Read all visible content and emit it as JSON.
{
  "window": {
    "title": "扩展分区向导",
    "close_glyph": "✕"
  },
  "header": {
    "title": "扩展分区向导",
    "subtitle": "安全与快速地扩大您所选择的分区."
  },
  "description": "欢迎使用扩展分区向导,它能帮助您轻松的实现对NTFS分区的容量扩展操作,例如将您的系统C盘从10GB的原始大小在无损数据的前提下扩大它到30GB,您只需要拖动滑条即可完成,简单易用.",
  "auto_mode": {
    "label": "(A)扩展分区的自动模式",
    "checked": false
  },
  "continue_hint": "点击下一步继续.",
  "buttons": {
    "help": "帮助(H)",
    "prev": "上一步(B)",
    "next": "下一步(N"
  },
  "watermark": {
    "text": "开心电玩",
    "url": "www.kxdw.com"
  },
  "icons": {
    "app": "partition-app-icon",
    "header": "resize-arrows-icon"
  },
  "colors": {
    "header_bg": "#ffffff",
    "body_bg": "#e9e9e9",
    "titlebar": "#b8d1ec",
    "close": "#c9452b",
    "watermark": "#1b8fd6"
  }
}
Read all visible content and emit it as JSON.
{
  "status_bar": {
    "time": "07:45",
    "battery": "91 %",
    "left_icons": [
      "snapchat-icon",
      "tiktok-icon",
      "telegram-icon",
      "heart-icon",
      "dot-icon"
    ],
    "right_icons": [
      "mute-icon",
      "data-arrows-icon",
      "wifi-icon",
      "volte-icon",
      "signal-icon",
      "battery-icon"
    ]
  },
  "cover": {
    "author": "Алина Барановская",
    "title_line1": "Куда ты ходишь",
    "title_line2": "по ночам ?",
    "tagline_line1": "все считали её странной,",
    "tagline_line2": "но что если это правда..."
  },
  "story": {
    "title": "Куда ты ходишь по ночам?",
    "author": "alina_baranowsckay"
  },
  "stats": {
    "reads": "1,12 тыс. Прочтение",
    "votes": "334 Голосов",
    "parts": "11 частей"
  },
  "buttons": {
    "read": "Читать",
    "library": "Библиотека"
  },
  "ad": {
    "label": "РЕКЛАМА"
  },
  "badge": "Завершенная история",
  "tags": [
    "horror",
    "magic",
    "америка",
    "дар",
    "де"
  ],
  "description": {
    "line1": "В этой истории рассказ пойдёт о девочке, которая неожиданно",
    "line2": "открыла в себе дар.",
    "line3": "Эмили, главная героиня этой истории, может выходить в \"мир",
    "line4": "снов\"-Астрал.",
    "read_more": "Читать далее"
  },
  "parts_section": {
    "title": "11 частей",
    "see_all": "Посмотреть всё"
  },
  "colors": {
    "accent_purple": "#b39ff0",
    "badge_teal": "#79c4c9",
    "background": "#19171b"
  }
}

> **Work to complete**: Retype the listing above in full, with no alterations.

> **Completed exercise**:
Read all visible content and emit it as JSON.
{
  "window": {
    "title": "扩展分区向导",
    "close_glyph": "✕"
  },
  "header": {
    "title": "扩展分区向导",
    "subtitle": "安全与快速地扩大您所选择的分区."
  },
  "description": "欢迎使用扩展分区向导,它能帮助您轻松的实现对NTFS分区的容量扩展操作,例如将您的系统C盘从10GB的原始大小在无损数据的前提下扩大它到30GB,您只需要拖动滑条即可完成,简单易用.",
  "auto_mode": {
    "label": "(A)扩展分区的自动模式",
    "checked": false
  },
  "continue_hint": "点击下一步继续.",
  "buttons": {
    "help": "帮助(H)",
    "prev": "上一步(B)",
    "next": "下一步(N"
  },
  "watermark": {
    "text": "开心电玩",
    "url": "www.kxdw.com"
  },
  "icons": {
    "app": "partition-app-icon",
    "header": "resize-arrows-icon"
  },
  "colors": {
    "header_bg": "#ffffff",
    "body_bg": "#e9e9e9",
    "titlebar": "#b8d1ec",
    "close": "#c9452b",
    "watermark": "#1b8fd6"
  }
}
Read all visible content and emit it as JSON.
{
  "status_bar": {
    "time": "07:45",
    "battery": "91 %",
    "left_icons": [
      "snapchat-icon",
      "tiktok-icon",
      "telegram-icon",
      "heart-icon",
      "dot-icon"
    ],
    "right_icons": [
      "mute-icon",
      "data-arrows-icon",
      "wifi-icon",
      "volte-icon",
      "signal-icon",
      "battery-icon"
    ]
  },
  "cover": {
    "author": "Алина Барановская",
    "title_line1": "Куда ты ходишь",
    "title_line2": "по ночам ?",
    "tagline_line1": "все считали её странной,",
    "tagline_line2": "но что если это правда..."
  },
  "story": {
    "title": "Куда ты ходишь по ночам?",
    "author": "alina_baranowsckay"
  },
  "stats": {
    "reads": "1,12 тыс. Прочтение",
    "votes": "334 Голосов",
    "parts": "11 частей"
  },
  "buttons": {
    "read": "Читать",
    "library": "Библиотека"
  },
  "ad": {
    "label": "РЕКЛАМА"
  },
  "badge": "Завершенная история",
  "tags": [
    "horror",
    "magic",
    "америка",
    "дар",
    "де"
  ],
  "description": {
    "line1": "В этой истории рассказ пойдёт о девочке, которая неожиданно",
    "line2": "открыла в себе дар.",
    "line3": "Эмили, главная героиня этой истории, может выходить в \"мир",
    "line4": "снов\"-Астрал.",
    "read_more": "Читать далее"
  },
  "parts_section": {
    "title": "11 частей",
    "see_all": "Посмотреть всё"
  },
  "colors": {
    "accent_purple": "#b39ff0",
    "badge_teal": "#79c4c9",
    "background": "#19171b"
  }
}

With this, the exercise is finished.